* [REQUIREMENTS]:
Copy the line containing "Convert this document image to plain text.", then all lines after it up to and including the final line of the material, exactly and without additions.

********

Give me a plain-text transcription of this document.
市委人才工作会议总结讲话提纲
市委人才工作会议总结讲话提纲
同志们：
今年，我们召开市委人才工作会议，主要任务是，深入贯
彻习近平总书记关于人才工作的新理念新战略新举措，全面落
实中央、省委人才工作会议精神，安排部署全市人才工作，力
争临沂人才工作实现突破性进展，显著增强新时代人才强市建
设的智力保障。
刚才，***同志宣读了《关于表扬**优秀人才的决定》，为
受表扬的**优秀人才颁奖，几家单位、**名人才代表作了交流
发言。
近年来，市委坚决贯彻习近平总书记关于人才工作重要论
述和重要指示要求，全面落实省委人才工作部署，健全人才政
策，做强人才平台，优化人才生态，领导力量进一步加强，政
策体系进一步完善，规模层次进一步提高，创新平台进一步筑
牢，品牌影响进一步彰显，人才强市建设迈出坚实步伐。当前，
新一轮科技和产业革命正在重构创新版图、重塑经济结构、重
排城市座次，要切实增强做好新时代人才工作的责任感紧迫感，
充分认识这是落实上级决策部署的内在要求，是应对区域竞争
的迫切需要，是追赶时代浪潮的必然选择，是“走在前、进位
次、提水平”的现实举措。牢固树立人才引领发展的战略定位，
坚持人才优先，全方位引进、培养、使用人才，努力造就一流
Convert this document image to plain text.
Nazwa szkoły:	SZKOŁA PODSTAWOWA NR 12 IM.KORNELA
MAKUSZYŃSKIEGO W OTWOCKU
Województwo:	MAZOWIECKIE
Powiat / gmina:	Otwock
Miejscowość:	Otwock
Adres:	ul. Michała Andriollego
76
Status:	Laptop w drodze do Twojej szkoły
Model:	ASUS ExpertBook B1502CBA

********

* [COMPLETED TASK]:
Convert this document image to plain text.
Nazwa szkoły:	SZKOŁA PODSTAWOWA NR 12 IM.KORNELA
MAKUSZYŃSKIEGO W OTWOCKU
Województwo:	MAZOWIECKIE
Powiat / gmina:	Otwock
Miejscowość:	Otwock
Adres:	ul. Michała Andriollego
76
Status:	Laptop w drodze do Twojej szkoły
Model:	ASUS ExpertBook B1502CBA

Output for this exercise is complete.